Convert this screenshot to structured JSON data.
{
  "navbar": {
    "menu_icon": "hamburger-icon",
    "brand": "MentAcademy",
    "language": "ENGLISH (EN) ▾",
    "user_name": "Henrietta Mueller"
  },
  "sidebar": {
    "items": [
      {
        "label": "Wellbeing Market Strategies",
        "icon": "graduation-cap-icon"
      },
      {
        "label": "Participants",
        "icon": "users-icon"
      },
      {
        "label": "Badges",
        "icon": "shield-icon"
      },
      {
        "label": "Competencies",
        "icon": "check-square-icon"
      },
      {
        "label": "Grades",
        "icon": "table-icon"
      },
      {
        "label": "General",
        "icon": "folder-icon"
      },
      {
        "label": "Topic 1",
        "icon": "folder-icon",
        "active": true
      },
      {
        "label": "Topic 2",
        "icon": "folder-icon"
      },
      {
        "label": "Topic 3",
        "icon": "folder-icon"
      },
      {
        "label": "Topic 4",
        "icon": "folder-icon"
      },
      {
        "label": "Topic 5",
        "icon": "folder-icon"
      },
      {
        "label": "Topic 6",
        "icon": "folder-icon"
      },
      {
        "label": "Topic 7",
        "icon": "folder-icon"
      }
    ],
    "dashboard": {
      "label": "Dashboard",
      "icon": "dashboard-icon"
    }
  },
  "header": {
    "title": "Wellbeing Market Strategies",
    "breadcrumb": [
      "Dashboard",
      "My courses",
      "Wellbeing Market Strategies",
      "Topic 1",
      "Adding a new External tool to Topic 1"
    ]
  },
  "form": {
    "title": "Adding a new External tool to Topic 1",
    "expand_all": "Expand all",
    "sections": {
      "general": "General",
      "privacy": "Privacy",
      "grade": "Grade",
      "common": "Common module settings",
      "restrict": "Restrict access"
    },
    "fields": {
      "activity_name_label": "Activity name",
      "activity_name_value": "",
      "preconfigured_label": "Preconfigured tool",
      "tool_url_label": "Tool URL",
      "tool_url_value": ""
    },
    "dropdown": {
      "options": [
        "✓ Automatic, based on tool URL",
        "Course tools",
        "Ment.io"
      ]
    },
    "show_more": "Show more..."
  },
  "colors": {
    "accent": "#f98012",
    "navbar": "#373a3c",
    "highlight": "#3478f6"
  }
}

+ + +

### Written problem
Copy down the material exactly as written.

### Result of this exercise
Convert this screenshot to structured JSON data.
{
  "navbar": {
    "menu_icon": "hamburger-icon",
    "brand": "MentAcademy",
    "language": "ENGLISH (EN) ▾",
    "user_name": "Henrietta Mueller"
  },
  "sidebar": {
    "items": [
      {
        "label": "Wellbeing Market Strategies",
        "icon": "graduation-cap-icon"
      },
      {
        "label": "Participants",
        "icon": "users-icon"
      },
      {
        "label": "Badges",
        "icon": "shield-icon"
      },
      {
        "label": "Competencies",
        "icon": "check-square-icon"
      },
      {
        "label": "Grades",
        "icon": "table-icon"
      },
      {
        "label": "General",
        "icon": "folder-icon"
      },
      {
        "label": "Topic 1",
        "icon": "folder-icon",
        "active": true
      },
      {
        "label": "Topic 2",
        "icon": "folder-icon"
      },
      {
        "label": "Topic 3",
        "icon": "folder-icon"
      },
      {
        "label": "Topic 4",
        "icon": "folder-icon"
      },
      {
        "label": "Topic 5",
        "icon": "folder-icon"
      },
      {
        "label": "Topic 6",
        "icon": "folder-icon"
      },
      {
        "label": "Topic 7",
        "icon": "folder-icon"
      }
    ],
    "dashboard": {
      "label": "Dashboard",
      "icon": "dashboard-icon"
    }
  },
  "header": {
    "title": "Wellbeing Market Strategies",
    "breadcrumb": [
      "Dashboard",
      "My courses",
      "Wellbeing Market Strategies",
      "Topic 1",
      "Adding a new External tool to Topic 1"
    ]
  },
  "form": {
    "title": "Adding a new External tool to Topic 1",
    "expand_all": "Expand all",
    "sections": {
      "general": "General",
      "privacy": "Privacy",
      "grade": "Grade",
      "common": "Common module settings",
      "restrict": "Restrict access"
    },
    "fields": {
      "activity_name_label": "Activity name",
      "activity_name_value": "",
      "preconfigured_label": "Preconfigured tool",
      "tool_url_label": "Tool URL",
      "tool_url_value": ""
    },
    "dropdown": {
      "options": [
        "✓ Automatic, based on tool URL",
        "Course tools",
        "Ment.io"
      ]
    },
    "show_more": "Show more..."
  },
  "colors": {
    "accent": "#f98012",
    "navbar": "#373a3c",
    "highlight": "#3478f6"
  }
}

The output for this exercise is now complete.